_The data:_

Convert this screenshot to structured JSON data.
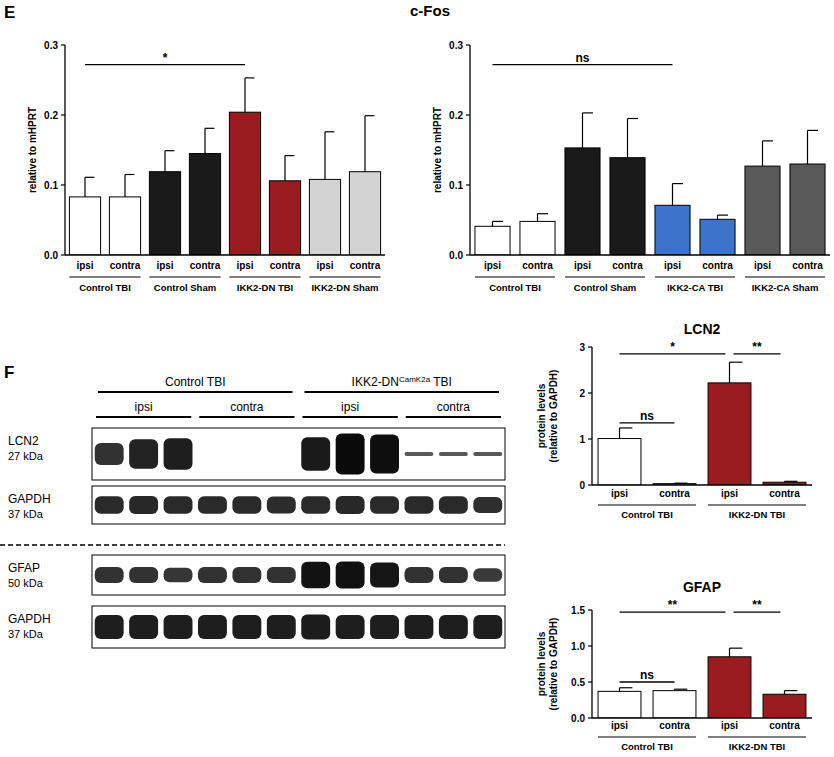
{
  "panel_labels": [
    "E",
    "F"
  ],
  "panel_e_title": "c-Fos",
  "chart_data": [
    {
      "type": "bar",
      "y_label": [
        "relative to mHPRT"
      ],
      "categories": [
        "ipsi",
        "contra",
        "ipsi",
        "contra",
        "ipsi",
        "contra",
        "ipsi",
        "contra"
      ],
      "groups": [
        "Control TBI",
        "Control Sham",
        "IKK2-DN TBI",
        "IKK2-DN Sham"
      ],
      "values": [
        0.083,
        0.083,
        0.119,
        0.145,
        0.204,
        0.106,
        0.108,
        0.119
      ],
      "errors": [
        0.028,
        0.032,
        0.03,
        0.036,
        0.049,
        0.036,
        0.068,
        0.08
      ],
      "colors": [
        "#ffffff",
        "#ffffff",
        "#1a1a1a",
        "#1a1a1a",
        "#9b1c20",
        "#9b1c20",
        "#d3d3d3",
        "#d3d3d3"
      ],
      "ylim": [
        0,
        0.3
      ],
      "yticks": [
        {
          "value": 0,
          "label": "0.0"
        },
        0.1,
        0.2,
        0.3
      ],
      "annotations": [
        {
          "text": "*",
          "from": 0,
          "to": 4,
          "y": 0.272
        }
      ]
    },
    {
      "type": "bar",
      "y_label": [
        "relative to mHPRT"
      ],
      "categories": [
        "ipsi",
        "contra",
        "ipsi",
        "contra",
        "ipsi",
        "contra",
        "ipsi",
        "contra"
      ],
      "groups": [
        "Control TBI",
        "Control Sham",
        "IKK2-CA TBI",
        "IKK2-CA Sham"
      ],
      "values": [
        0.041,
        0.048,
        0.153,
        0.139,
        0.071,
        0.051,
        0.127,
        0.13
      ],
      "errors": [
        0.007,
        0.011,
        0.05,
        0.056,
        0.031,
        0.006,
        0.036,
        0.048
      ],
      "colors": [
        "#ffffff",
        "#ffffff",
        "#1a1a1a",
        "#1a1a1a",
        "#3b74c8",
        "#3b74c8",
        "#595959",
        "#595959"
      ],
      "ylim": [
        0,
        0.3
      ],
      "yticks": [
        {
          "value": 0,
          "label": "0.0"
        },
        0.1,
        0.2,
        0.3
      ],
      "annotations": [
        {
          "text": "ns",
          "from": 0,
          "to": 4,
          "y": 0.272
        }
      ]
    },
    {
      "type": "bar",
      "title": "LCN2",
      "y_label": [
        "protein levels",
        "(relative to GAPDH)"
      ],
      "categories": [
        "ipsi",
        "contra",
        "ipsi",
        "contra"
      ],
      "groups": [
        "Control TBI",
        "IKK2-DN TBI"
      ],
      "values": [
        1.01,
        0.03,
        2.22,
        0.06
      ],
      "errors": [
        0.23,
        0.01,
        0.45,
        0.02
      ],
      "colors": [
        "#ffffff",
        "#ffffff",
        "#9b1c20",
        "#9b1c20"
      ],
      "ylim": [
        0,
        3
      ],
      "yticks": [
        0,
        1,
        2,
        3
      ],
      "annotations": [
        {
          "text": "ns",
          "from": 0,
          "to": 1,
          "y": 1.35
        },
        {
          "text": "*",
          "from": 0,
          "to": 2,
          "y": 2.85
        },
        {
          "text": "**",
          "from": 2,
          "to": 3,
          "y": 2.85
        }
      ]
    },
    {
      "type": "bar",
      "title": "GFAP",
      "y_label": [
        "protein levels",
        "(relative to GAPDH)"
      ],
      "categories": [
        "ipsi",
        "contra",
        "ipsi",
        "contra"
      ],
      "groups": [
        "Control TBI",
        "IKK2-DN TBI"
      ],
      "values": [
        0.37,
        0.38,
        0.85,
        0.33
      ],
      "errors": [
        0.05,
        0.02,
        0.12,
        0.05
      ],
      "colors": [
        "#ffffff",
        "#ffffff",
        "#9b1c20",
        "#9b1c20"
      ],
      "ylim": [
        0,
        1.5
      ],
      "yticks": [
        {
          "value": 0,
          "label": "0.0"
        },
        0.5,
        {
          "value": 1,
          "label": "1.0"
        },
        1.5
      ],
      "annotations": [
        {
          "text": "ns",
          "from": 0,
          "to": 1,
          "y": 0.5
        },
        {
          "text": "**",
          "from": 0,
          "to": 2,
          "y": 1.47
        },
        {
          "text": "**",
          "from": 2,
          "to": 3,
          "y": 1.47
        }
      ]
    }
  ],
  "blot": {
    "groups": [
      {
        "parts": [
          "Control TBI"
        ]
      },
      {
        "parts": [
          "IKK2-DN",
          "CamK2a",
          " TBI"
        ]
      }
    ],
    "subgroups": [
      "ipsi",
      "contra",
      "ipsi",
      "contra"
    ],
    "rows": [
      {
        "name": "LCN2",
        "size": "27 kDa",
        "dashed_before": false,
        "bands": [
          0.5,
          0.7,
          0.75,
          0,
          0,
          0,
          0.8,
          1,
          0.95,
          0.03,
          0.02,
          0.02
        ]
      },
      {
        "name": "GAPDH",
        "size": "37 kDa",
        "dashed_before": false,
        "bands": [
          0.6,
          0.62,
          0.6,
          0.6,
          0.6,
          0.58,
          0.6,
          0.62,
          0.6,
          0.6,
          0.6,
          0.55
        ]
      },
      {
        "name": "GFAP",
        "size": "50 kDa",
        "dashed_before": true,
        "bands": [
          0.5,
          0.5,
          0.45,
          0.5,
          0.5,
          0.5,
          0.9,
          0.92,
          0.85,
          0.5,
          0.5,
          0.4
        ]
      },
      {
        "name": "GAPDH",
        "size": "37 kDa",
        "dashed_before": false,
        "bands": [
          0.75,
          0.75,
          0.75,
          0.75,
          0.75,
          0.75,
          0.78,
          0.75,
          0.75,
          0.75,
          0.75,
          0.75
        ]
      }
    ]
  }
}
==
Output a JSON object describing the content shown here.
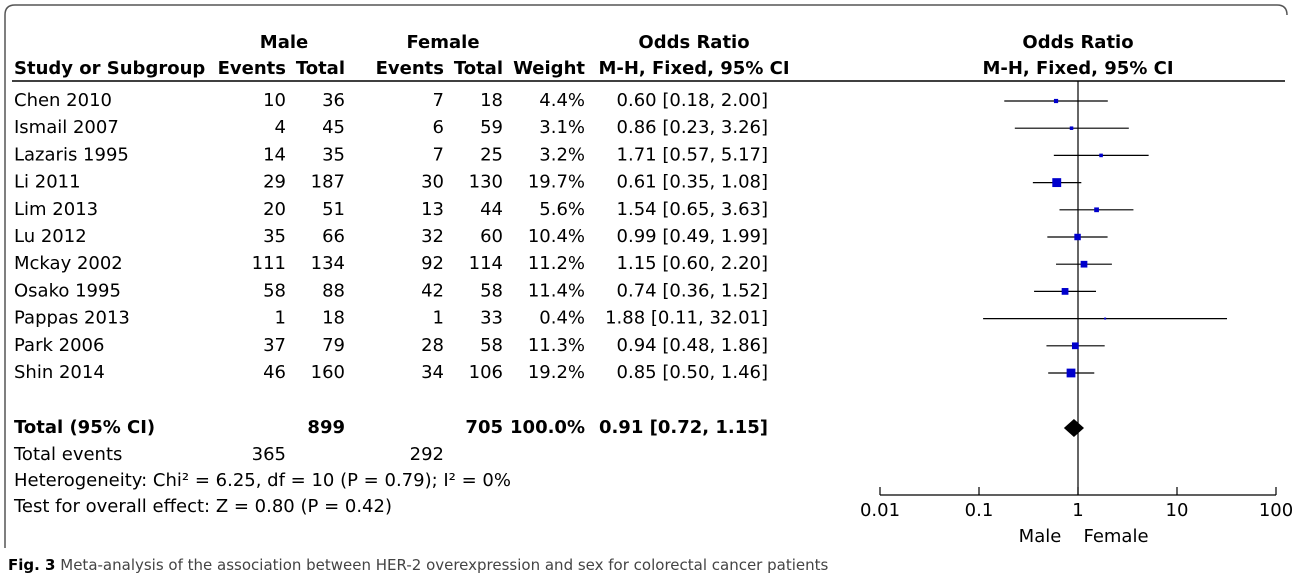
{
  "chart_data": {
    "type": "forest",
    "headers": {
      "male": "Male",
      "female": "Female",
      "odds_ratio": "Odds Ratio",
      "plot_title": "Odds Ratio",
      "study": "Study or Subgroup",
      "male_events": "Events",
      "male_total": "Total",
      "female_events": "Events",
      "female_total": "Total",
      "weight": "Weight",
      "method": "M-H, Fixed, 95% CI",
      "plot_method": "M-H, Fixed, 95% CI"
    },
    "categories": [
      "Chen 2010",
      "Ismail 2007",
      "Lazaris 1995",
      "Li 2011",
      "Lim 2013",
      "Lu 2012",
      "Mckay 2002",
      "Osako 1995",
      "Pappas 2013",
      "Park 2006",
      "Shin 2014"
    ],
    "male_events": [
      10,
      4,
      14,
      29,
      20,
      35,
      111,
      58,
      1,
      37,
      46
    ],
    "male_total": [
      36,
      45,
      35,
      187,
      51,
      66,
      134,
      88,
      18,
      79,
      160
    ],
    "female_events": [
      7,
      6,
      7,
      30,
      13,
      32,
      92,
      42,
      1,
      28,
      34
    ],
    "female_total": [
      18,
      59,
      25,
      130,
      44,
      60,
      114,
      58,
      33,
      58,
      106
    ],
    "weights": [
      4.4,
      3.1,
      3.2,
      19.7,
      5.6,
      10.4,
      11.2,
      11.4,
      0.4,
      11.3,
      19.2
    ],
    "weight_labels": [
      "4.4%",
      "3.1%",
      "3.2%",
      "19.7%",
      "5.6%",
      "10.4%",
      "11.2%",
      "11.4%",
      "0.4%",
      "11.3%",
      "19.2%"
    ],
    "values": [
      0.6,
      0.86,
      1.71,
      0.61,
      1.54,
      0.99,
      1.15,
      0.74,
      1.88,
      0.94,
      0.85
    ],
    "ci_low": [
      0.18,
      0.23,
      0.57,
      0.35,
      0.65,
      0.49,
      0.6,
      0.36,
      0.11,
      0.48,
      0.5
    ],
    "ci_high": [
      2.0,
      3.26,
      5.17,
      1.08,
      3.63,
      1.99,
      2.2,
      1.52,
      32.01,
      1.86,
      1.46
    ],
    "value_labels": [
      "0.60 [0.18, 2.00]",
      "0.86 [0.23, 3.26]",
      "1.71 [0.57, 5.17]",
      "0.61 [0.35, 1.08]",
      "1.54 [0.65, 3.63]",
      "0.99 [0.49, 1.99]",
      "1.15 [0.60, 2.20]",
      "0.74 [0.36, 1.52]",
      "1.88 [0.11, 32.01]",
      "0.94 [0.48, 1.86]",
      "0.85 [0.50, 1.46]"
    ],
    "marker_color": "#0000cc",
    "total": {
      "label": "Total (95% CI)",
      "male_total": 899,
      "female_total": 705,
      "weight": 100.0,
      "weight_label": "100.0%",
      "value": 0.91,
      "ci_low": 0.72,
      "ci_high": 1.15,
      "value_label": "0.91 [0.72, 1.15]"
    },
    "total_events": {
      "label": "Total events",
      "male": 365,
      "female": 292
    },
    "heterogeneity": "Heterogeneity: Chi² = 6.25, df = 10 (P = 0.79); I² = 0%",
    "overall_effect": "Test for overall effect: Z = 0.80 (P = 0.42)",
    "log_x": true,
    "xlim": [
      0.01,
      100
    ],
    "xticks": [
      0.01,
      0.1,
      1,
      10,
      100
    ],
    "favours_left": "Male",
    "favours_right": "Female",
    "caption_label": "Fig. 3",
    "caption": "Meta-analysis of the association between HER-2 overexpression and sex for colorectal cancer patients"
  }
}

_What is expected:_
Among the records, find every line holding the word "Sham" and copy it.

_Written answer:_
        "Control Sham",
        "IKK2-DN Sham"
        "Control Sham",
        "IKK2-CA Sham"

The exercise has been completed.